== The exercise ==
Word for word, print each line of the listing below; pictures stay out.
START
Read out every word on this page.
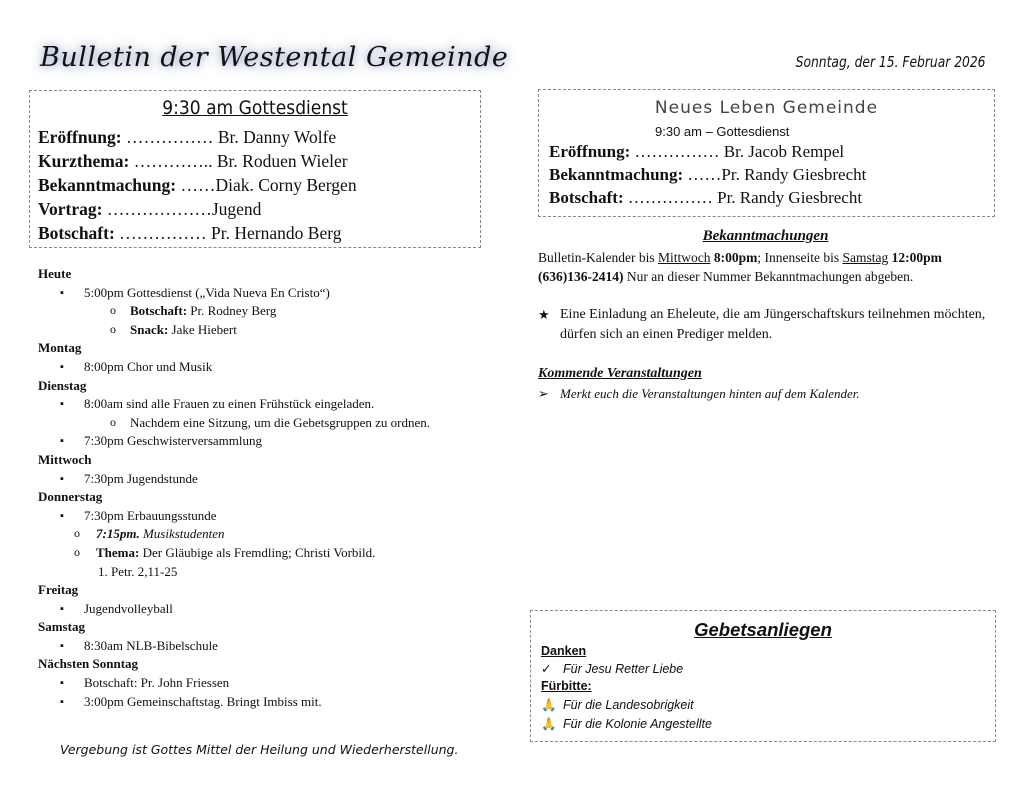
Bulletin der Westental Gemeinde	Sonntag, der 15. Februar 2026
9:30 am Gottesdienst
Eröffnung: …………… Br. Danny Wolfe
Kurzthema: ………….. Br. Roduen Wieler
Bekanntmachung: ……Diak. Corny Bergen
Vortrag: ………………Jugend
Botschaft: …………… Pr. Hernando Berg
Neues Leben Gemeinde
9:30 am – Gottesdienst
Eröffnung: …………… Br. Jacob Rempel
Bekanntmachung: ……Pr. Randy Giesbrecht
Botschaft: …………… Pr. Randy Giesbrecht
Heute
▪ 5:00pm Gottesdienst („Vida Nueva En Cristo“)
o Botschaft: Pr. Rodney Berg
o Snack: Jake Hiebert
Montag
▪ 8:00pm Chor und Musik
Dienstag
▪ 8:00am sind alle Frauen zu einen Frühstück eingeladen.
o Nachdem eine Sitzung, um die Gebetsgruppen zu ordnen.
▪ 7:30pm Geschwisterversammlung
Mittwoch
▪ 7:30pm Jugendstunde
Donnerstag
▪ 7:30pm Erbauungsstunde
o 7:15pm. Musikstudenten
o Thema: Der Gläubige als Fremdling; Christi Vorbild.
1. Petr. 2,11-25
Freitag
▪ Jugendvolleyball
Samstag
▪ 8:30am NLB-Bibelschule
Nächsten Sonntag
▪ Botschaft: Pr. John Friessen
▪ 3:00pm Gemeinschaftstag. Bringt Imbiss mit.
Vergebung ist Gottes Mittel der Heilung und Wiederherstellung.
Bekanntmachungen
Bulletin-Kalender bis Mittwoch 8:00pm; Innenseite bis Samstag 12:00pm
(636)136-2414) Nur an dieser Nummer Bekanntmachungen abgeben.
★ Eine Einladung an Eheleute, die am Jüngerschaftskurs teilnehmen möchten, dürfen sich an einen Prediger melden.
Kommende Veranstaltungen
➢ Merkt euch die Veranstaltungen hinten auf dem Kalender.
Gebetsanliegen
Danken
✓ Für Jesu Retter Liebe
Fürbitte:
🙏 Für die Landesobrigkeit
🙏 Für die Kolonie Angestellte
END
== Correct response ==
Read out every word on this page.
Bulletin der Westental Gemeinde	Sonntag, der 15. Februar 2026
9:30 am Gottesdienst
Eröffnung: …………… Br. Danny Wolfe
Kurzthema: ………….. Br. Roduen Wieler
Bekanntmachung: ……Diak. Corny Bergen
Vortrag: ………………Jugend
Botschaft: …………… Pr. Hernando Berg
Neues Leben Gemeinde
9:30 am – Gottesdienst
Eröffnung: …………… Br. Jacob Rempel
Bekanntmachung: ……Pr. Randy Giesbrecht
Botschaft: …………… Pr. Randy Giesbrecht
Heute
▪ 5:00pm Gottesdienst („Vida Nueva En Cristo“)
o Botschaft: Pr. Rodney Berg
o Snack: Jake Hiebert
Montag
▪ 8:00pm Chor und Musik
Dienstag
▪ 8:00am sind alle Frauen zu einen Frühstück eingeladen.
o Nachdem eine Sitzung, um die Gebetsgruppen zu ordnen.
▪ 7:30pm Geschwisterversammlung
Mittwoch
▪ 7:30pm Jugendstunde
Donnerstag
▪ 7:30pm Erbauungsstunde
o 7:15pm. Musikstudenten
o Thema: Der Gläubige als Fremdling; Christi Vorbild.
1. Petr. 2,11-25
Freitag
▪ Jugendvolleyball
Samstag
▪ 8:30am NLB-Bibelschule
Nächsten Sonntag
▪ Botschaft: Pr. John Friessen
▪ 3:00pm Gemeinschaftstag. Bringt Imbiss mit.
Vergebung ist Gottes Mittel der Heilung und Wiederherstellung.
Bekanntmachungen
Bulletin-Kalender bis Mittwoch 8:00pm; Innenseite bis Samstag 12:00pm
(636)136-2414) Nur an dieser Nummer Bekanntmachungen abgeben.
★ Eine Einladung an Eheleute, die am Jüngerschaftskurs teilnehmen möchten, dürfen sich an einen Prediger melden.
Kommende Veranstaltungen
➢ Merkt euch die Veranstaltungen hinten auf dem Kalender.
Gebetsanliegen
Danken
✓ Für Jesu Retter Liebe
Fürbitte:
🙏 Für die Landesobrigkeit
🙏 Für die Kolonie Angestellte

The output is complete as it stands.